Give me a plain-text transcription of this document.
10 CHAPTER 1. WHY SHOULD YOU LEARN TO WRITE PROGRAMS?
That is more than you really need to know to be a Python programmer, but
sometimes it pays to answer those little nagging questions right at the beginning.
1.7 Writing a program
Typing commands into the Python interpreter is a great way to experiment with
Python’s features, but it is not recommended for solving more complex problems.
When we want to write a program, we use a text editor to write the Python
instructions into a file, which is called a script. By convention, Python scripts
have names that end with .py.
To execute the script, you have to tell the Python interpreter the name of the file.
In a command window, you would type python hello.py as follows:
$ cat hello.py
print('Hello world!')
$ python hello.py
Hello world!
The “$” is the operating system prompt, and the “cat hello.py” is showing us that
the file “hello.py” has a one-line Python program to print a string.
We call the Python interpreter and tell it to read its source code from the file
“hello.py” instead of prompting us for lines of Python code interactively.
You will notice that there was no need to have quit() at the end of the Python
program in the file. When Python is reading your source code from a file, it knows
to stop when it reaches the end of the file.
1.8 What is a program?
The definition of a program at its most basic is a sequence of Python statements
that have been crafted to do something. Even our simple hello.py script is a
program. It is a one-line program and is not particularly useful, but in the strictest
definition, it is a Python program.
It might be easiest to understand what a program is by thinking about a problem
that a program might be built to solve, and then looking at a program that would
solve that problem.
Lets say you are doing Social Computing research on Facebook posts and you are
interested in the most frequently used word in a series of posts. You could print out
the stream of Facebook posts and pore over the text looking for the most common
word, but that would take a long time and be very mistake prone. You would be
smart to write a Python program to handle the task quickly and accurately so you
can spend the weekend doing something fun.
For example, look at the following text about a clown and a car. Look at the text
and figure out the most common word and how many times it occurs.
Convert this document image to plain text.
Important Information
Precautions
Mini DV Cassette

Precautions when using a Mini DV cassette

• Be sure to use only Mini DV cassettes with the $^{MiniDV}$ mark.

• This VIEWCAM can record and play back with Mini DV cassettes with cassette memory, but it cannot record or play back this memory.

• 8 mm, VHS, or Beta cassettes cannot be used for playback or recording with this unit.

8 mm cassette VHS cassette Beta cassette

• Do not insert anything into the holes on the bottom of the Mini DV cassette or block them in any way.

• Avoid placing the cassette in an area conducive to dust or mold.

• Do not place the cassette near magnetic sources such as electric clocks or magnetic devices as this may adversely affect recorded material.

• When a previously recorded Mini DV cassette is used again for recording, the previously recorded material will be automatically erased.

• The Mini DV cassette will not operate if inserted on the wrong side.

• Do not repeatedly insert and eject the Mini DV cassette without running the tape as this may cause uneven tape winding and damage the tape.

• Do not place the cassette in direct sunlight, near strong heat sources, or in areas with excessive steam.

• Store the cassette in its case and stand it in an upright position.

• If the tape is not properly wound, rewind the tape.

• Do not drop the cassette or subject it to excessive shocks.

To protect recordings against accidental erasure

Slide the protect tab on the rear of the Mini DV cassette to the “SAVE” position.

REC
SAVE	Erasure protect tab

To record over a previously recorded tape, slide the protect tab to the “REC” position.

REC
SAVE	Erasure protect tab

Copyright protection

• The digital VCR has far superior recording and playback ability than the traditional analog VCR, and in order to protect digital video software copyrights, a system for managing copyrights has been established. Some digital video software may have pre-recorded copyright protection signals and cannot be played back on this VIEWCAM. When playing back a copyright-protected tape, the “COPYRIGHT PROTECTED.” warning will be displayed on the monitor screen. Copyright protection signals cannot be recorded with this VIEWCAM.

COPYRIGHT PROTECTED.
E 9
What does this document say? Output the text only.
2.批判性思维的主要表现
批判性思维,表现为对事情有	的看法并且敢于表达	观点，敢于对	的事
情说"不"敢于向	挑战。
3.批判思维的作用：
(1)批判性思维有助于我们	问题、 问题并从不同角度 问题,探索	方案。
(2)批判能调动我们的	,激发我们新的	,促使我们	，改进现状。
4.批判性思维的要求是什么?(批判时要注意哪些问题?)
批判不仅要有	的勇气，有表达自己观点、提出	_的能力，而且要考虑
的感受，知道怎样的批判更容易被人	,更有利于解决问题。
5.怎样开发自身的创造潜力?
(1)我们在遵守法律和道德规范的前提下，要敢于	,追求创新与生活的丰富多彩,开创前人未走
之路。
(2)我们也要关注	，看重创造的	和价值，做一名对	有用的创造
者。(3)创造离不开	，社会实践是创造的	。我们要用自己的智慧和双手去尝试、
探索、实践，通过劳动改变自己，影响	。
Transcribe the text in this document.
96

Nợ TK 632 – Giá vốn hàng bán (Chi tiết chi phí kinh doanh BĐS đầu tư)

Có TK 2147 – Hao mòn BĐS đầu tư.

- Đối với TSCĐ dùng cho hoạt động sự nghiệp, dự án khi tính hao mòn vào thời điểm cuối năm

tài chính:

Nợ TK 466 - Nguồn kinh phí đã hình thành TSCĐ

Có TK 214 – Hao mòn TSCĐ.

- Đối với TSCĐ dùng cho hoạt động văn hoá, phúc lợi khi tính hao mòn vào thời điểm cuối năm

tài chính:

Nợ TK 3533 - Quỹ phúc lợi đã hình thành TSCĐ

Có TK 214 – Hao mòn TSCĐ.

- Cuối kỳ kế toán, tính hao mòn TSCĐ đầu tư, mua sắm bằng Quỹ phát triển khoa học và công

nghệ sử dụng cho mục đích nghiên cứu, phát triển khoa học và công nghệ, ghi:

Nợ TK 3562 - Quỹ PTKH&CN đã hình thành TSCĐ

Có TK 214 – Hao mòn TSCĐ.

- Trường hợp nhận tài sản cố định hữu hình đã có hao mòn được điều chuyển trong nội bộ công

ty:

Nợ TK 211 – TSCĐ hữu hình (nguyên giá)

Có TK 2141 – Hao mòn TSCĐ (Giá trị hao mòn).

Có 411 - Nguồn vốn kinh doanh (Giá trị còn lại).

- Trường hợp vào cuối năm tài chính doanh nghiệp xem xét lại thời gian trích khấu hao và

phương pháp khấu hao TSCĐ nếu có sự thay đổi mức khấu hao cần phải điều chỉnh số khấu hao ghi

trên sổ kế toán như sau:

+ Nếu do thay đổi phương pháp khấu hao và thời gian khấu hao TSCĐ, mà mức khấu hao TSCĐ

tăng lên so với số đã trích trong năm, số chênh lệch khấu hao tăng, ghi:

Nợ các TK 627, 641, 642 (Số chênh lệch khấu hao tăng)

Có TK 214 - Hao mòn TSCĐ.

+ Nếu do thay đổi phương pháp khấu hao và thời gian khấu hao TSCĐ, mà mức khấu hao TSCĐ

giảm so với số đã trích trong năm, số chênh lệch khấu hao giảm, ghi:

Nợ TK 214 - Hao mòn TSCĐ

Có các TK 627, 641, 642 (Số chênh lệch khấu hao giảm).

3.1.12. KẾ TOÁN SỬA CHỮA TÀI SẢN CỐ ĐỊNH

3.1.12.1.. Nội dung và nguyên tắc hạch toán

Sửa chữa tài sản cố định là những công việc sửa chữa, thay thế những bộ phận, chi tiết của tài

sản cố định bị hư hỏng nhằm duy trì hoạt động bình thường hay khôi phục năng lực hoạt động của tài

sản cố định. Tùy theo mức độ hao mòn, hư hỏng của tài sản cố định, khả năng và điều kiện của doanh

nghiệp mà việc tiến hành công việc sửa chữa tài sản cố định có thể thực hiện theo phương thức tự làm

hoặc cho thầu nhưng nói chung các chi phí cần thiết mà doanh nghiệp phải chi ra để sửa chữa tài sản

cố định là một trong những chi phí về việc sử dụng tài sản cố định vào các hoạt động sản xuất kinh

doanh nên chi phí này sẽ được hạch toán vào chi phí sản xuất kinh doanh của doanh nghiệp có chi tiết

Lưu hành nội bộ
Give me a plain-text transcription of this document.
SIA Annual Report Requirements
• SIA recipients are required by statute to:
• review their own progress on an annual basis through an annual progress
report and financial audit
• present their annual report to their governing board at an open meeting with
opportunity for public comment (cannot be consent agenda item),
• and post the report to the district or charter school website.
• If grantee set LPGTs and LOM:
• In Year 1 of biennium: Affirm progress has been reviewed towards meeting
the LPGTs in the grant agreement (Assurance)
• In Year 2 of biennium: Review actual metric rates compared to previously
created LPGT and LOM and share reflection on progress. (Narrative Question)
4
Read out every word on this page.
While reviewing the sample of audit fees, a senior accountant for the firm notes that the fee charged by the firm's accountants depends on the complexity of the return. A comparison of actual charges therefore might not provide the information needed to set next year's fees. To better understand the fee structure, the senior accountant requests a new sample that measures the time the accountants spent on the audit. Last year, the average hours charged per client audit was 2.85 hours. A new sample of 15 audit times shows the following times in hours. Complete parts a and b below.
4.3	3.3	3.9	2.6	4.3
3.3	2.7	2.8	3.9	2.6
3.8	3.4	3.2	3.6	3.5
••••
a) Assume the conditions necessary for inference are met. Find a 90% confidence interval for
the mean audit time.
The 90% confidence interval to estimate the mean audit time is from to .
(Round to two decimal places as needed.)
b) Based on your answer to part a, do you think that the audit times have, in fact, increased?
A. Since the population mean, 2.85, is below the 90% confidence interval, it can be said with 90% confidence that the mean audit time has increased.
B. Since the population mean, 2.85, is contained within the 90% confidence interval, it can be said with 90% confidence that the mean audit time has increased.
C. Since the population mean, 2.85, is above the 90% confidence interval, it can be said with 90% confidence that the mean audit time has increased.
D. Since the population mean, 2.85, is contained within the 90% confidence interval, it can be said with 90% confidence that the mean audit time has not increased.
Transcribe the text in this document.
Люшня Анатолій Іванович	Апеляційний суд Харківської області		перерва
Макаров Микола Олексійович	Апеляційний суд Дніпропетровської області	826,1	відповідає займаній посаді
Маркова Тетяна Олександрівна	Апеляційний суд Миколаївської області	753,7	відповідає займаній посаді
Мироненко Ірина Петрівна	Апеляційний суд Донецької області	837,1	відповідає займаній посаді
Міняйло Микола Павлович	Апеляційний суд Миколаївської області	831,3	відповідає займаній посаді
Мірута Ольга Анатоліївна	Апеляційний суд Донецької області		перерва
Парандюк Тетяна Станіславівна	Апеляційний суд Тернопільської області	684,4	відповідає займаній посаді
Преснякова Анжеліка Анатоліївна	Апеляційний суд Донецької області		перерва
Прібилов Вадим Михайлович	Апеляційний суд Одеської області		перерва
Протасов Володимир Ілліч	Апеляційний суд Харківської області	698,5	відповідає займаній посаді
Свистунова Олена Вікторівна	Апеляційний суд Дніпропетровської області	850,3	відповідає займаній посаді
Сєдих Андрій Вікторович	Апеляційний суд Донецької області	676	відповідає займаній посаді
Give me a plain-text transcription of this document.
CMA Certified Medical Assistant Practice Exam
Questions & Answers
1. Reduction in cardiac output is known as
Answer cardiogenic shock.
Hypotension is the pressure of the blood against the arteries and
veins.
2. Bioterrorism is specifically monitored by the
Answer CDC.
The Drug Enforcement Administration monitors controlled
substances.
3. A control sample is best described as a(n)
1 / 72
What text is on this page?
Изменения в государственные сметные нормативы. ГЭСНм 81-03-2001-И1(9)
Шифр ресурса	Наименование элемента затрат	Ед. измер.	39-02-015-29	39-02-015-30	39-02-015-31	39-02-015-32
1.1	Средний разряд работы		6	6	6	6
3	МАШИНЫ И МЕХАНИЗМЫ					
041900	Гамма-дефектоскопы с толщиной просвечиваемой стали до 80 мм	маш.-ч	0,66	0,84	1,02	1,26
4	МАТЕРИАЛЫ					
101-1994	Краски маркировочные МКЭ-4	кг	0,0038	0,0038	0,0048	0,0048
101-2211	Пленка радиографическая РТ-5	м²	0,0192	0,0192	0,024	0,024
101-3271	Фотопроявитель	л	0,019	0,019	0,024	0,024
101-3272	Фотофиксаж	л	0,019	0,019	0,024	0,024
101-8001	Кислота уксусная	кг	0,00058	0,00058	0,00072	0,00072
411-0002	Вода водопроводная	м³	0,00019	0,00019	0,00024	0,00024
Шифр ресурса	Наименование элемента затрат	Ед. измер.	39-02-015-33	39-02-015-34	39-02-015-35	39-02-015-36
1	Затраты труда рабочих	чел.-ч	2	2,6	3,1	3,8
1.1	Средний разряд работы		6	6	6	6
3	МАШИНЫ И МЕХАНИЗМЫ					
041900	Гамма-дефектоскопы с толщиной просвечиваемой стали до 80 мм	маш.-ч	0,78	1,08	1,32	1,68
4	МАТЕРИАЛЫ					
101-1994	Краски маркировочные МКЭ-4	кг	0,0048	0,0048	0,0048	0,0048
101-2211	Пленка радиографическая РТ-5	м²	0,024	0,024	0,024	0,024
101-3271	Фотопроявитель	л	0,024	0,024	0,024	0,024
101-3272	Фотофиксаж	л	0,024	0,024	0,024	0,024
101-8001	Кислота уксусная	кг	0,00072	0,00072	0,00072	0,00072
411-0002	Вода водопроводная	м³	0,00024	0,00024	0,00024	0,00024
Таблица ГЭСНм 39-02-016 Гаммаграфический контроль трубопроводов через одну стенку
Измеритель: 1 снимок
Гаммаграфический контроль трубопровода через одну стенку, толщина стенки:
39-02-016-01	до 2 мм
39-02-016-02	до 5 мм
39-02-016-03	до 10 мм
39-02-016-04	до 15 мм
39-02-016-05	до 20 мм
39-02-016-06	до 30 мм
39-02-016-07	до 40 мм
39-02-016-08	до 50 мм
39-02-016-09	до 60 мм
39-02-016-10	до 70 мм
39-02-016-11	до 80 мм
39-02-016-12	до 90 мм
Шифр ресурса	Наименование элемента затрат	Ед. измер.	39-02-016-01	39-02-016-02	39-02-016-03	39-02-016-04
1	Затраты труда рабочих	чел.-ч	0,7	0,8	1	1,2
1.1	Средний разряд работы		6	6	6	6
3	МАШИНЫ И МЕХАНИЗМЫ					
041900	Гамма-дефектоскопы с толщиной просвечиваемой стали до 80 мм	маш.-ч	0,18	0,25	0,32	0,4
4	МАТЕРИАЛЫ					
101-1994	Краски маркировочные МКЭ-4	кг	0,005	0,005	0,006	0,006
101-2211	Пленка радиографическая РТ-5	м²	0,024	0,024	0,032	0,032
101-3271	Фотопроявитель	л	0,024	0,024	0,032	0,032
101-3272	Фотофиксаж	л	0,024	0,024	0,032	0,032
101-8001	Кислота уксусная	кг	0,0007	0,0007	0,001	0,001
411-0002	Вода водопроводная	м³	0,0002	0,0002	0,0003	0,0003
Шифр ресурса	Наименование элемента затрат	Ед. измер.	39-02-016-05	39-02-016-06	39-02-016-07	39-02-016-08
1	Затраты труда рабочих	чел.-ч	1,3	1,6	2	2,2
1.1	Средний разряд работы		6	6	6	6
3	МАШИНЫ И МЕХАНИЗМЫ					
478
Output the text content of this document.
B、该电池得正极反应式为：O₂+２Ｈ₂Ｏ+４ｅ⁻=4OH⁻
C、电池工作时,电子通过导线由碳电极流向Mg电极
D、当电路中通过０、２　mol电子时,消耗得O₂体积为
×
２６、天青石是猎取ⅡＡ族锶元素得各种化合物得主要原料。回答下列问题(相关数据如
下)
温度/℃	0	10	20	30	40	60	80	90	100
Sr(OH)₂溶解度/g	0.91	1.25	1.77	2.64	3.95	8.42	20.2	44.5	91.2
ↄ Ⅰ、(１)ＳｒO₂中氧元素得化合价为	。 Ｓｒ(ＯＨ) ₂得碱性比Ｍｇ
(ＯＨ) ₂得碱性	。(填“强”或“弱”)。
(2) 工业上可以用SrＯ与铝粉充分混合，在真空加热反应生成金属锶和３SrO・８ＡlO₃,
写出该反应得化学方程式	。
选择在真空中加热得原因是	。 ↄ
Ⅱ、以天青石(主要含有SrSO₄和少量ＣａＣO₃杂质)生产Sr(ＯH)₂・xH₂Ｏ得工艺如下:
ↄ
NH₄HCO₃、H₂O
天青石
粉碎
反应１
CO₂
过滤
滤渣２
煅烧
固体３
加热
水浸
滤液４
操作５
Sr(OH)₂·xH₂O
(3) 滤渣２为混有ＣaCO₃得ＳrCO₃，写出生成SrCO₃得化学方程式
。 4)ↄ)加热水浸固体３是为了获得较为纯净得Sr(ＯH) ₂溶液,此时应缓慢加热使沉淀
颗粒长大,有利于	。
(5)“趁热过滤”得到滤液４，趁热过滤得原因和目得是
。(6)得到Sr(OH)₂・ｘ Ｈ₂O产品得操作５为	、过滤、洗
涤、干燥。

• **Do this**:
Among these entries, how many lines include the string "word"? Reply with the number by itself.

• **Reply to the exercise**:
4